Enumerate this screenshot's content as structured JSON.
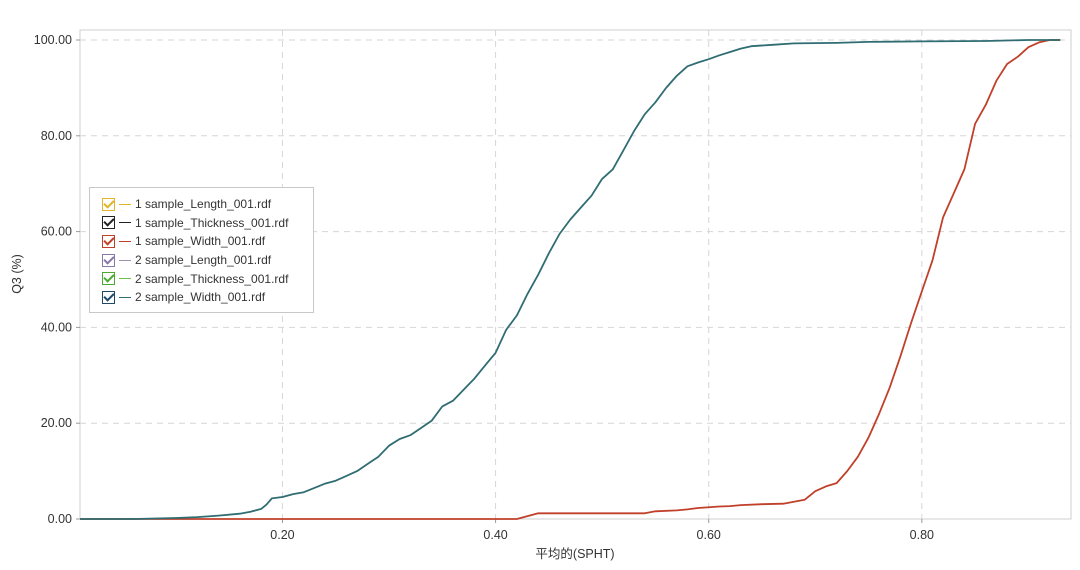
{
  "chart_data": {
    "type": "line",
    "xlabel": "平均的(SPHT)",
    "ylabel": "Q3 (%)",
    "xlim": [
      0.01,
      0.94
    ],
    "ylim": [
      0,
      100
    ],
    "grid": true,
    "legend_position": "left-middle",
    "x_ticks": [
      {
        "value": 0.2,
        "label": "0.20"
      },
      {
        "value": 0.4,
        "label": "0.40"
      },
      {
        "value": 0.6,
        "label": "0.60"
      },
      {
        "value": 0.8,
        "label": "0.80"
      }
    ],
    "y_ticks": [
      {
        "value": 0,
        "label": "0.00"
      },
      {
        "value": 20,
        "label": "20.00"
      },
      {
        "value": 40,
        "label": "40.00"
      },
      {
        "value": 60,
        "label": "60.00"
      },
      {
        "value": 80,
        "label": "80.00"
      },
      {
        "value": 100,
        "label": "100.00"
      }
    ],
    "series": [
      {
        "name": "1 sample_Length_001.rdf",
        "color": "#e0b52a",
        "check_color": "#e0b52a",
        "visible": true,
        "points": []
      },
      {
        "name": "1 sample_Thickness_001.rdf",
        "color": "#222222",
        "check_color": "#222222",
        "visible": true,
        "points": []
      },
      {
        "name": "1 sample_Width_001.rdf",
        "color": "#c0402a",
        "check_color": "#c0402a",
        "visible": true,
        "points": [
          [
            0.01,
            0
          ],
          [
            0.42,
            0
          ],
          [
            0.44,
            1.2
          ],
          [
            0.54,
            1.2
          ],
          [
            0.55,
            1.6
          ],
          [
            0.57,
            1.8
          ],
          [
            0.58,
            2
          ],
          [
            0.59,
            2.3
          ],
          [
            0.61,
            2.6
          ],
          [
            0.62,
            2.7
          ],
          [
            0.63,
            2.9
          ],
          [
            0.65,
            3.1
          ],
          [
            0.67,
            3.2
          ],
          [
            0.69,
            4
          ],
          [
            0.7,
            5.8
          ],
          [
            0.71,
            6.8
          ],
          [
            0.72,
            7.5
          ],
          [
            0.73,
            10
          ],
          [
            0.74,
            13
          ],
          [
            0.75,
            17
          ],
          [
            0.76,
            22
          ],
          [
            0.77,
            27.5
          ],
          [
            0.78,
            34
          ],
          [
            0.79,
            41
          ],
          [
            0.8,
            47.5
          ],
          [
            0.81,
            54
          ],
          [
            0.82,
            63
          ],
          [
            0.83,
            68
          ],
          [
            0.84,
            73
          ],
          [
            0.85,
            82.5
          ],
          [
            0.86,
            86.5
          ],
          [
            0.87,
            91.5
          ],
          [
            0.88,
            95
          ],
          [
            0.89,
            96.5
          ],
          [
            0.9,
            98.5
          ],
          [
            0.91,
            99.5
          ],
          [
            0.92,
            100
          ],
          [
            0.93,
            100
          ]
        ]
      },
      {
        "name": "2 sample_Length_001.rdf",
        "color": "#9b8fb3",
        "check_color": "#8878a8",
        "visible": true,
        "points": []
      },
      {
        "name": "2 sample_Thickness_001.rdf",
        "color": "#6ac24a",
        "check_color": "#4caa32",
        "visible": true,
        "points": []
      },
      {
        "name": "2 sample_Width_001.rdf",
        "color": "#2f6d72",
        "check_color": "#1f4a6a",
        "visible": true,
        "points": [
          [
            0.01,
            0
          ],
          [
            0.06,
            0
          ],
          [
            0.08,
            0.1
          ],
          [
            0.1,
            0.2
          ],
          [
            0.12,
            0.4
          ],
          [
            0.14,
            0.7
          ],
          [
            0.16,
            1.1
          ],
          [
            0.17,
            1.5
          ],
          [
            0.18,
            2.1
          ],
          [
            0.185,
            3
          ],
          [
            0.19,
            4.3
          ],
          [
            0.2,
            4.6
          ],
          [
            0.21,
            5.2
          ],
          [
            0.22,
            5.6
          ],
          [
            0.23,
            6.5
          ],
          [
            0.24,
            7.4
          ],
          [
            0.25,
            8
          ],
          [
            0.26,
            9
          ],
          [
            0.27,
            10
          ],
          [
            0.28,
            11.5
          ],
          [
            0.29,
            13
          ],
          [
            0.3,
            15.3
          ],
          [
            0.31,
            16.7
          ],
          [
            0.32,
            17.5
          ],
          [
            0.33,
            19
          ],
          [
            0.34,
            20.5
          ],
          [
            0.35,
            23.5
          ],
          [
            0.36,
            24.7
          ],
          [
            0.37,
            27
          ],
          [
            0.38,
            29.3
          ],
          [
            0.39,
            32
          ],
          [
            0.4,
            34.7
          ],
          [
            0.41,
            39.5
          ],
          [
            0.42,
            42.5
          ],
          [
            0.43,
            47
          ],
          [
            0.44,
            51
          ],
          [
            0.45,
            55.5
          ],
          [
            0.46,
            59.5
          ],
          [
            0.47,
            62.5
          ],
          [
            0.48,
            65
          ],
          [
            0.49,
            67.5
          ],
          [
            0.5,
            71
          ],
          [
            0.51,
            73
          ],
          [
            0.52,
            77
          ],
          [
            0.53,
            81
          ],
          [
            0.54,
            84.5
          ],
          [
            0.55,
            87
          ],
          [
            0.56,
            90
          ],
          [
            0.57,
            92.5
          ],
          [
            0.58,
            94.5
          ],
          [
            0.59,
            95.3
          ],
          [
            0.6,
            96
          ],
          [
            0.61,
            96.8
          ],
          [
            0.62,
            97.5
          ],
          [
            0.63,
            98.2
          ],
          [
            0.64,
            98.7
          ],
          [
            0.66,
            99
          ],
          [
            0.68,
            99.3
          ],
          [
            0.72,
            99.4
          ],
          [
            0.75,
            99.6
          ],
          [
            0.8,
            99.7
          ],
          [
            0.86,
            99.8
          ],
          [
            0.9,
            100
          ],
          [
            0.93,
            100
          ]
        ]
      }
    ]
  }
}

# # # # # # #

[Work required]: Return every line of the records exactly as given, pictures excluded.

[Answer to the problem]:
Enumerate this screenshot's content as structured JSON.
{
  "chart_data": {
    "type": "line",
    "xlabel": "平均的(SPHT)",
    "ylabel": "Q3 (%)",
    "xlim": [
      0.01,
      0.94
    ],
    "ylim": [
      0,
      100
    ],
    "grid": true,
    "legend_position": "left-middle",
    "x_ticks": [
      {
        "value": 0.2,
        "label": "0.20"
      },
      {
        "value": 0.4,
        "label": "0.40"
      },
      {
        "value": 0.6,
        "label": "0.60"
      },
      {
        "value": 0.8,
        "label": "0.80"
      }
    ],
    "y_ticks": [
      {
        "value": 0,
        "label": "0.00"
      },
      {
        "value": 20,
        "label": "20.00"
      },
      {
        "value": 40,
        "label": "40.00"
      },
      {
        "value": 60,
        "label": "60.00"
      },
      {
        "value": 80,
        "label": "80.00"
      },
      {
        "value": 100,
        "label": "100.00"
      }
    ],
    "series": [
      {
        "name": "1 sample_Length_001.rdf",
        "color": "#e0b52a",
        "check_color": "#e0b52a",
        "visible": true,
        "points": []
      },
      {
        "name": "1 sample_Thickness_001.rdf",
        "color": "#222222",
        "check_color": "#222222",
        "visible": true,
        "points": []
      },
      {
        "name": "1 sample_Width_001.rdf",
        "color": "#c0402a",
        "check_color": "#c0402a",
        "visible": true,
        "points": [
          [
            0.01,
            0
          ],
          [
            0.42,
            0
          ],
          [
            0.44,
            1.2
          ],
          [
            0.54,
            1.2
          ],
          [
            0.55,
            1.6
          ],
          [
            0.57,
            1.8
          ],
          [
            0.58,
            2
          ],
          [
            0.59,
            2.3
          ],
          [
            0.61,
            2.6
          ],
          [
            0.62,
            2.7
          ],
          [
            0.63,
            2.9
          ],
          [
            0.65,
            3.1
          ],
          [
            0.67,
            3.2
          ],
          [
            0.69,
            4
          ],
          [
            0.7,
            5.8
          ],
          [
            0.71,
            6.8
          ],
          [
            0.72,
            7.5
          ],
          [
            0.73,
            10
          ],
          [
            0.74,
            13
          ],
          [
            0.75,
            17
          ],
          [
            0.76,
            22
          ],
          [
            0.77,
            27.5
          ],
          [
            0.78,
            34
          ],
          [
            0.79,
            41
          ],
          [
            0.8,
            47.5
          ],
          [
            0.81,
            54
          ],
          [
            0.82,
            63
          ],
          [
            0.83,
            68
          ],
          [
            0.84,
            73
          ],
          [
            0.85,
            82.5
          ],
          [
            0.86,
            86.5
          ],
          [
            0.87,
            91.5
          ],
          [
            0.88,
            95
          ],
          [
            0.89,
            96.5
          ],
          [
            0.9,
            98.5
          ],
          [
            0.91,
            99.5
          ],
          [
            0.92,
            100
          ],
          [
            0.93,
            100
          ]
        ]
      },
      {
        "name": "2 sample_Length_001.rdf",
        "color": "#9b8fb3",
        "check_color": "#8878a8",
        "visible": true,
        "points": []
      },
      {
        "name": "2 sample_Thickness_001.rdf",
        "color": "#6ac24a",
        "check_color": "#4caa32",
        "visible": true,
        "points": []
      },
      {
        "name": "2 sample_Width_001.rdf",
        "color": "#2f6d72",
        "check_color": "#1f4a6a",
        "visible": true,
        "points": [
          [
            0.01,
            0
          ],
          [
            0.06,
            0
          ],
          [
            0.08,
            0.1
          ],
          [
            0.1,
            0.2
          ],
          [
            0.12,
            0.4
          ],
          [
            0.14,
            0.7
          ],
          [
            0.16,
            1.1
          ],
          [
            0.17,
            1.5
          ],
          [
            0.18,
            2.1
          ],
          [
            0.185,
            3
          ],
          [
            0.19,
            4.3
          ],
          [
            0.2,
            4.6
          ],
          [
            0.21,
            5.2
          ],
          [
            0.22,
            5.6
          ],
          [
            0.23,
            6.5
          ],
          [
            0.24,
            7.4
          ],
          [
            0.25,
            8
          ],
          [
            0.26,
            9
          ],
          [
            0.27,
            10
          ],
          [
            0.28,
            11.5
          ],
          [
            0.29,
            13
          ],
          [
            0.3,
            15.3
          ],
          [
            0.31,
            16.7
          ],
          [
            0.32,
            17.5
          ],
          [
            0.33,
            19
          ],
          [
            0.34,
            20.5
          ],
          [
            0.35,
            23.5
          ],
          [
            0.36,
            24.7
          ],
          [
            0.37,
            27
          ],
          [
            0.38,
            29.3
          ],
          [
            0.39,
            32
          ],
          [
            0.4,
            34.7
          ],
          [
            0.41,
            39.5
          ],
          [
            0.42,
            42.5
          ],
          [
            0.43,
            47
          ],
          [
            0.44,
            51
          ],
          [
            0.45,
            55.5
          ],
          [
            0.46,
            59.5
          ],
          [
            0.47,
            62.5
          ],
          [
            0.48,
            65
          ],
          [
            0.49,
            67.5
          ],
          [
            0.5,
            71
          ],
          [
            0.51,
            73
          ],
          [
            0.52,
            77
          ],
          [
            0.53,
            81
          ],
          [
            0.54,
            84.5
          ],
          [
            0.55,
            87
          ],
          [
            0.56,
            90
          ],
          [
            0.57,
            92.5
          ],
          [
            0.58,
            94.5
          ],
          [
            0.59,
            95.3
          ],
          [
            0.6,
            96
          ],
          [
            0.61,
            96.8
          ],
          [
            0.62,
            97.5
          ],
          [
            0.63,
            98.2
          ],
          [
            0.64,
            98.7
          ],
          [
            0.66,
            99
          ],
          [
            0.68,
            99.3
          ],
          [
            0.72,
            99.4
          ],
          [
            0.75,
            99.6
          ],
          [
            0.8,
            99.7
          ],
          [
            0.86,
            99.8
          ],
          [
            0.9,
            100
          ],
          [
            0.93,
            100
          ]
        ]
      }
    ]
  }
}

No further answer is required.